[Provided text]
Although I’m among the least tightly focused economists in the academic world, I’ve published almost nothing on macroeconomics – even the few things I have done have not taken a standard macro perspective. So, in the absence of blogging, I think it’s safe to say my name would never have appeared in a Berkeley Graduate Core Macro exam.
Of course, there’s a Gerschenkron-style ‘advantages of backwardness’ story here. Having learned old-style Keynesian macro, and seen it come to grief with the inflationary outburst of the early 1970s, I kept waiting for a macro research program that would both explain the Keynesian Golden Age* I grew up in and show how to restore it in a more sustainable way. None of the contenders of the past thirty years (monetarist, new classical, real business cycle, New Keynesian, central bank eclectic) seemed very promising to me, so I left the field alone.
Now, with no intellectual capital invested, it’s easy for me to pronounce the efforts of the last three decades to be largely misdirected. The harder task will be to identify and get active in the new research program that should succeed it. The work of Akerlof and Shiller is obviously a good place to start.
* Not golden for everyone, of course. Full employment really meant full employment for men, many (not all) poor countries missed out altogether, and environmental costs were often disregarded. But it was precisely during the last years of the Golden Age (the 1960s) that these issues came to the top of the agenda. In my more utopian moments, I dare to hope that, with economic liberalism behind us, we can make big progress on these and other issues.

[Study questions]
• 1. In the macroeconomics post, what event brought old-style Keynesian macro to grief?
• 2. Which contenders for a macro research program over the past thirty years does the macroeconomics post name? List every one.
• 3. Can you turn the footnote paragraph of the macroeconomics post that begins "Not golden for everyone, of course" into a short bulleted list that keeps its main facts?

[Supplied data]

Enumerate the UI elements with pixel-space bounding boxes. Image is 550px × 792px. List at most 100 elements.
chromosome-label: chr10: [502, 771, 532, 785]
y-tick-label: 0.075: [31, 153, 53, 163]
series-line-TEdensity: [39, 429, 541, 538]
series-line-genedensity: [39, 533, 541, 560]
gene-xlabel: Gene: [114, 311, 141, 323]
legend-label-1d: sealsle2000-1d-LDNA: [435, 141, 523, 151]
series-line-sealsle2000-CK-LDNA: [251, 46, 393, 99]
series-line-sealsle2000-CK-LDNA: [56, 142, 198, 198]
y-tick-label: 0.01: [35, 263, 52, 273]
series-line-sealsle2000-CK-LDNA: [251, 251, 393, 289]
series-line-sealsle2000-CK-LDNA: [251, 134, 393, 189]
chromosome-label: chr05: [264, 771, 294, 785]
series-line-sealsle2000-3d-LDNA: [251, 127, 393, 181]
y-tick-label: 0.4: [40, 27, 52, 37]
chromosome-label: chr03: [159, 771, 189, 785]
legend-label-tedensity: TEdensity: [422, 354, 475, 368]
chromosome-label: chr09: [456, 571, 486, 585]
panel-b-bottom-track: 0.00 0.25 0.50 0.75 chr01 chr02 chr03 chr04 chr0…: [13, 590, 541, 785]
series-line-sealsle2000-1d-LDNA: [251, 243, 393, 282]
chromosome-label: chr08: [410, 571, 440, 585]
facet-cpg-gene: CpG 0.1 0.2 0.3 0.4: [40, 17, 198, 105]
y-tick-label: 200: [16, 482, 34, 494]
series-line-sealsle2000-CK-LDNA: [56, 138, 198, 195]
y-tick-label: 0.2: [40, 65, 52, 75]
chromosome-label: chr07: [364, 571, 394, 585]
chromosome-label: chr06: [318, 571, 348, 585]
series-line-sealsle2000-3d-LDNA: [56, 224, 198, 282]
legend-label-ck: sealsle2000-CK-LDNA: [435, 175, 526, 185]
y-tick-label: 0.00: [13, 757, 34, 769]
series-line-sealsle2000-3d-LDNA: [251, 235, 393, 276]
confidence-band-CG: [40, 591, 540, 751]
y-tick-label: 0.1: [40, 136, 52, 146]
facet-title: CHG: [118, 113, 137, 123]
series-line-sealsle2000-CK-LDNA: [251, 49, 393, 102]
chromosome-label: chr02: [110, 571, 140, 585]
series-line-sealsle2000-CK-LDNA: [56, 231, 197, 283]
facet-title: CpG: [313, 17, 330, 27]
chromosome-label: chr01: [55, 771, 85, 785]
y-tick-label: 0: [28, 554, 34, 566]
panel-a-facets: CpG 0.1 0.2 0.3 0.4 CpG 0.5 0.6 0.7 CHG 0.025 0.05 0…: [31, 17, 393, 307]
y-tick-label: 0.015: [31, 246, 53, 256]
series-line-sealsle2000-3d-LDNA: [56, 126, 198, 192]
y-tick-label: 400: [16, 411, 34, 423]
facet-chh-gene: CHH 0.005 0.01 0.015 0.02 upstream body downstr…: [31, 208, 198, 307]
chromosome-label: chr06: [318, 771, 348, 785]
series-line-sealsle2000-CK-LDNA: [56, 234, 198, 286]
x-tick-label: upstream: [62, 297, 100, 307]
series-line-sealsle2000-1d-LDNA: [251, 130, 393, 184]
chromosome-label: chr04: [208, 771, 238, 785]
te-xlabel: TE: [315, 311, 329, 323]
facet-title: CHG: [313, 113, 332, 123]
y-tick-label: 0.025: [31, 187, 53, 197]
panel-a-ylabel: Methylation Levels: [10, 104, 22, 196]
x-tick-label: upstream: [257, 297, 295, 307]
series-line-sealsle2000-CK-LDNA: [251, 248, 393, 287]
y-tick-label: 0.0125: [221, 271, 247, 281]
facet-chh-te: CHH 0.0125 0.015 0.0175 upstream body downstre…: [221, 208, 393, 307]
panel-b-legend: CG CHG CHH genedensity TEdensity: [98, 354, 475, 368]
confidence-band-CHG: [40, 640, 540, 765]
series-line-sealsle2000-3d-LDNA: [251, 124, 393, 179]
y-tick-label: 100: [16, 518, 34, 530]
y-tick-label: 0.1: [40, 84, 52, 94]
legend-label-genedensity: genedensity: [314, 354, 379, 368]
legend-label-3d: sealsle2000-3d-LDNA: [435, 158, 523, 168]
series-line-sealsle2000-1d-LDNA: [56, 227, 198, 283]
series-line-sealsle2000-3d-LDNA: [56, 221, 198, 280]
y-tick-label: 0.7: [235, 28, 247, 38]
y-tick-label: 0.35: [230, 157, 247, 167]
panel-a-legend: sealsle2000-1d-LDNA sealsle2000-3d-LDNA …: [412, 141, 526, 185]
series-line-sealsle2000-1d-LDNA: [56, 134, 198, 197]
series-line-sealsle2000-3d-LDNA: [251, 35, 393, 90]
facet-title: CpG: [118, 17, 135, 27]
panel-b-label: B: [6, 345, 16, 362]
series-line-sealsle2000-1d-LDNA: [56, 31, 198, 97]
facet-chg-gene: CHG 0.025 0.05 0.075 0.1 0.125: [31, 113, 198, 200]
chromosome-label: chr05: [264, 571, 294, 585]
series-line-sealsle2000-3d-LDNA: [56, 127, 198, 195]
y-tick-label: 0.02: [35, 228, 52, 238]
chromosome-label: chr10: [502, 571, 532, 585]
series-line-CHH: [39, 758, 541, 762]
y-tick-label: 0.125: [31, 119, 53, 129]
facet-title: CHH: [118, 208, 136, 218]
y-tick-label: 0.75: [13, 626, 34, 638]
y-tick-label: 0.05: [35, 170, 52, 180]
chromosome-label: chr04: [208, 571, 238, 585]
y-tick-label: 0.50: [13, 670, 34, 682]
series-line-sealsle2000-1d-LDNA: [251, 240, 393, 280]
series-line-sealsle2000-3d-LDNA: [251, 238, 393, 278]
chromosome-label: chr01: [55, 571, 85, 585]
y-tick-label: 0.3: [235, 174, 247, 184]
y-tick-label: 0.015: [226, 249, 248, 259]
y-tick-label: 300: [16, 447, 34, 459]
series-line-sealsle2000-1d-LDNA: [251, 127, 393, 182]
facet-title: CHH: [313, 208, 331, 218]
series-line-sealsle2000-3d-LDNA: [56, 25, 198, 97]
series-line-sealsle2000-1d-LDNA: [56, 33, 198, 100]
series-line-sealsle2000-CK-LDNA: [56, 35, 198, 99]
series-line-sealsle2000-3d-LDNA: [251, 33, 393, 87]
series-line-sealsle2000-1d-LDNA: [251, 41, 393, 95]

[Problem solutions]
• 1. The inflationary outburst of the early 1970s.

• 2.
- Monetarist
- New classical
- Real business cycle
- New Keynesian
- Central bank eclectic

• 3.
- The Golden Age was not golden for everyone:
  - Full employment really meant full employment for men.
  - Many (not all) poor countries missed out altogether.
  - Environmental costs were often disregarded.
- These issues came to the top of the agenda during the Golden Age's last years, the 1960s.
- With economic liberalism behind us, the writer hopes for big progress on these and other issues.